[Task to carry out] Don't copy the pictures; return every other part of the records exactly.

== The data

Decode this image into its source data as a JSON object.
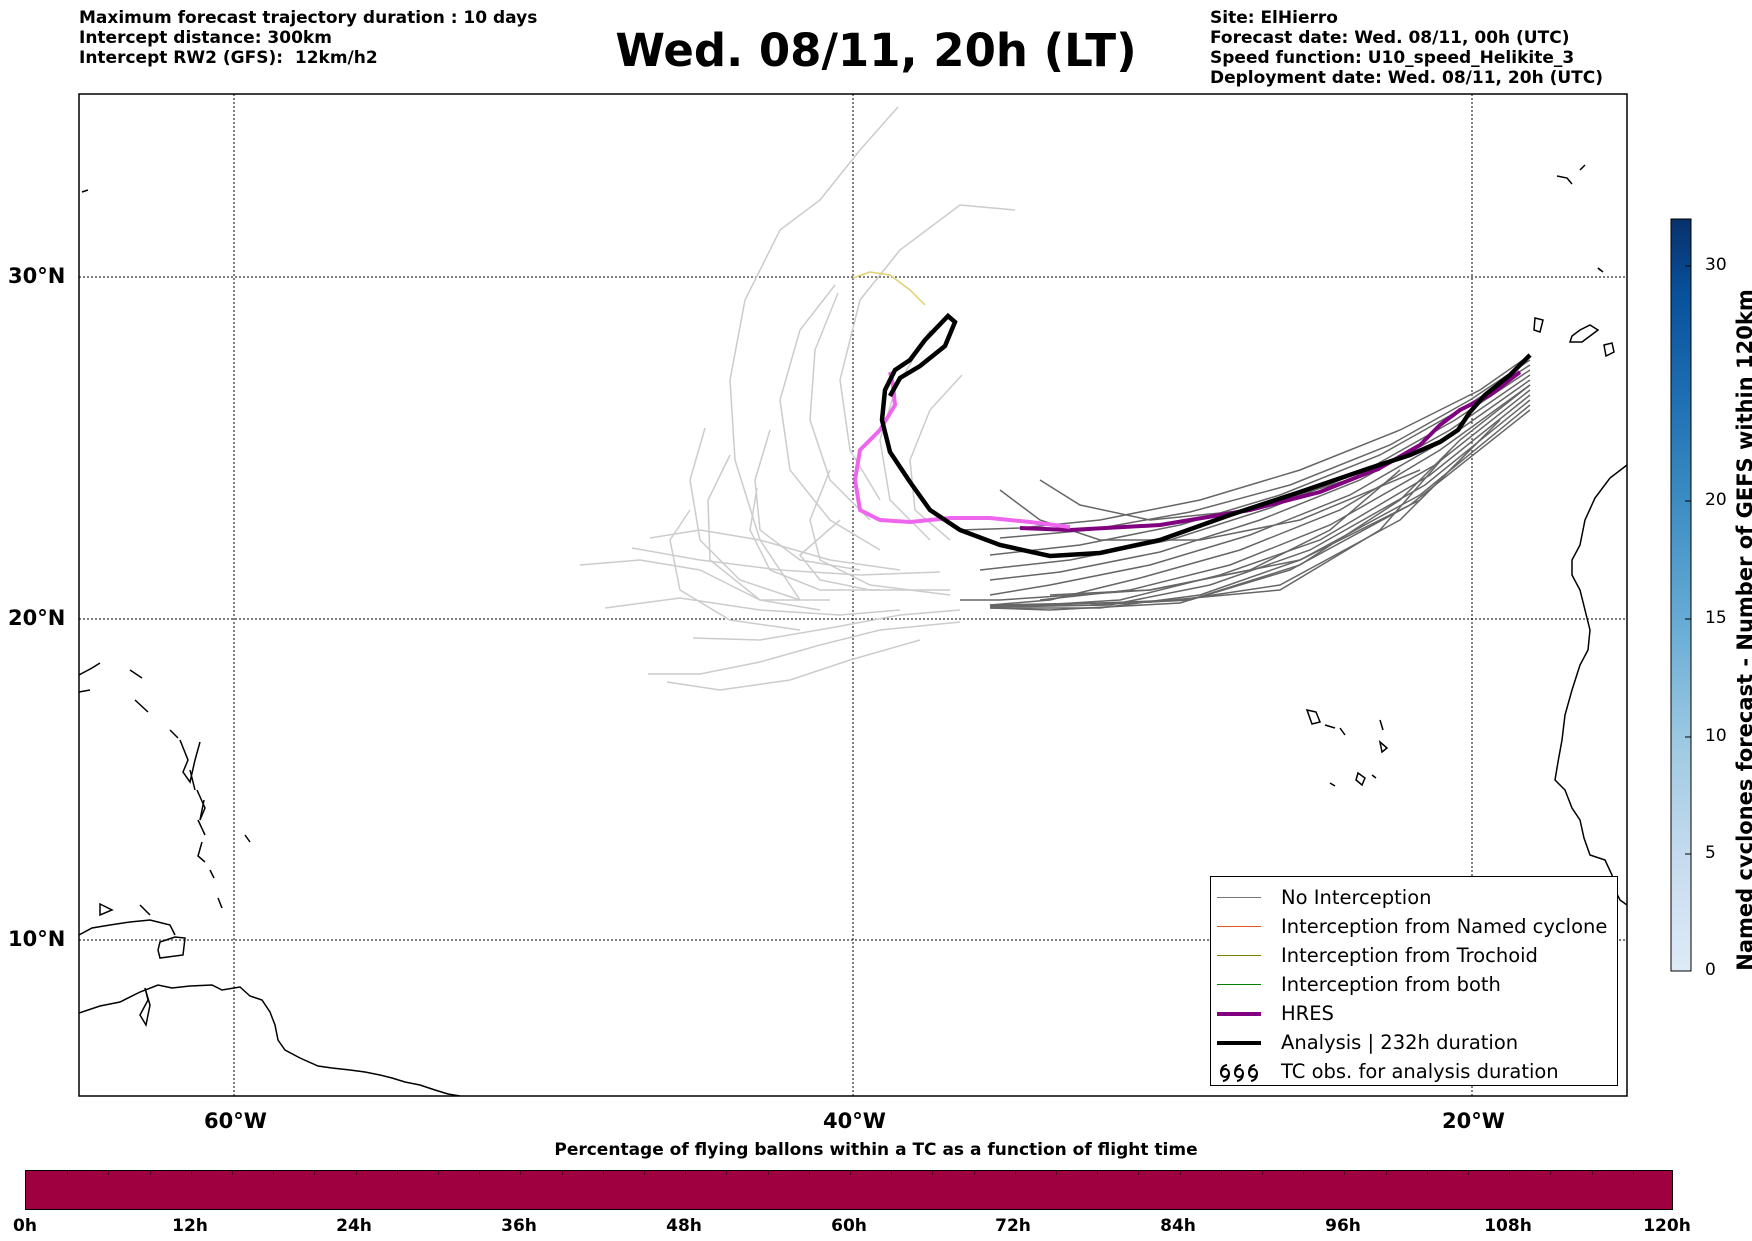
{
  "header_left": [
    "Maximum forecast trajectory duration : 10 days",
    "Intercept distance: 300km",
    "Intercept RW2 (GFS):  12km/h2"
  ],
  "title": "Wed. 08/11, 20h (LT)",
  "header_right": [
    "Site: ElHierro",
    "Forecast date: Wed. 08/11, 00h (UTC)",
    "Speed function: U10_speed_Helikite_3",
    "Deployment date: Wed. 08/11, 20h (UTC)"
  ],
  "map": {
    "lat_labels": [
      "30°N",
      "20°N",
      "10°N"
    ],
    "lon_labels": [
      "60°W",
      "40°W",
      "20°W"
    ],
    "lat_gridlines": [
      30,
      20,
      10
    ],
    "lon_gridlines": [
      -60,
      -40,
      -20
    ],
    "extent": {
      "lon_min": -65,
      "lon_max": -15,
      "lat_min": 5.4,
      "lat_max": 34.6
    },
    "colors": {
      "ensemble_near": "#666666",
      "ensemble_far": "#cccccc",
      "hres": "#800080",
      "hres_light": "#ee66ee",
      "analysis": "#000000",
      "trochoid": "#e0d070"
    }
  },
  "legend": {
    "items": [
      {
        "label": "No Interception",
        "color": "#777777",
        "style": "thin"
      },
      {
        "label": "Interception from Named cyclone",
        "color": "#e8541e",
        "style": "thin"
      },
      {
        "label": "Interception from Trochoid",
        "color": "#808000",
        "style": "thin"
      },
      {
        "label": "Interception from both",
        "color": "#008000",
        "style": "thin"
      },
      {
        "label": "HRES",
        "color": "#800080",
        "style": "thick"
      },
      {
        "label": "Analysis | 232h duration",
        "color": "#000000",
        "style": "thick"
      },
      {
        "label": "TC obs. for analysis duration",
        "color": "#000000",
        "style": "hurricane-symbols"
      }
    ]
  },
  "colorbar": {
    "label": "Named cyclones forecast - Number of GEFS within 120km",
    "min": 0,
    "max": 33,
    "ticks": [
      "0",
      "5",
      "10",
      "15",
      "20",
      "30"
    ],
    "tick_values": [
      0,
      5,
      10,
      15,
      20,
      30
    ],
    "colors": [
      "#deebf7",
      "#c6dbef",
      "#9ecae1",
      "#6baed6",
      "#4292c6",
      "#2171b5",
      "#08519c",
      "#08306b"
    ]
  },
  "bottom_bar": {
    "title": "Percentage of flying ballons within a TC as a function of flight time",
    "ticks": [
      "0h",
      "12h",
      "24h",
      "36h",
      "48h",
      "60h",
      "72h",
      "84h",
      "96h",
      "108h",
      "120h"
    ],
    "fill_color": "#9e0040"
  }
}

====

[The reply]
Decode this image into its source data as a JSON object.
{
  "header_left": [
    "Maximum forecast trajectory duration : 10 days",
    "Intercept distance: 300km",
    "Intercept RW2 (GFS):  12km/h2"
  ],
  "title": "Wed. 08/11, 20h (LT)",
  "header_right": [
    "Site: ElHierro",
    "Forecast date: Wed. 08/11, 00h (UTC)",
    "Speed function: U10_speed_Helikite_3",
    "Deployment date: Wed. 08/11, 20h (UTC)"
  ],
  "map": {
    "lat_labels": [
      "30°N",
      "20°N",
      "10°N"
    ],
    "lon_labels": [
      "60°W",
      "40°W",
      "20°W"
    ],
    "lat_gridlines": [
      30,
      20,
      10
    ],
    "lon_gridlines": [
      -60,
      -40,
      -20
    ],
    "extent": {
      "lon_min": -65,
      "lon_max": -15,
      "lat_min": 5.4,
      "lat_max": 34.6
    },
    "colors": {
      "ensemble_near": "#666666",
      "ensemble_far": "#cccccc",
      "hres": "#800080",
      "hres_light": "#ee66ee",
      "analysis": "#000000",
      "trochoid": "#e0d070"
    }
  },
  "legend": {
    "items": [
      {
        "label": "No Interception",
        "color": "#777777",
        "style": "thin"
      },
      {
        "label": "Interception from Named cyclone",
        "color": "#e8541e",
        "style": "thin"
      },
      {
        "label": "Interception from Trochoid",
        "color": "#808000",
        "style": "thin"
      },
      {
        "label": "Interception from both",
        "color": "#008000",
        "style": "thin"
      },
      {
        "label": "HRES",
        "color": "#800080",
        "style": "thick"
      },
      {
        "label": "Analysis | 232h duration",
        "color": "#000000",
        "style": "thick"
      },
      {
        "label": "TC obs. for analysis duration",
        "color": "#000000",
        "style": "hurricane-symbols"
      }
    ]
  },
  "colorbar": {
    "label": "Named cyclones forecast - Number of GEFS within 120km",
    "min": 0,
    "max": 33,
    "ticks": [
      "0",
      "5",
      "10",
      "15",
      "20",
      "30"
    ],
    "tick_values": [
      0,
      5,
      10,
      15,
      20,
      30
    ],
    "colors": [
      "#deebf7",
      "#c6dbef",
      "#9ecae1",
      "#6baed6",
      "#4292c6",
      "#2171b5",
      "#08519c",
      "#08306b"
    ]
  },
  "bottom_bar": {
    "title": "Percentage of flying ballons within a TC as a function of flight time",
    "ticks": [
      "0h",
      "12h",
      "24h",
      "36h",
      "48h",
      "60h",
      "72h",
      "84h",
      "96h",
      "108h",
      "120h"
    ],
    "fill_color": "#9e0040"
  }
}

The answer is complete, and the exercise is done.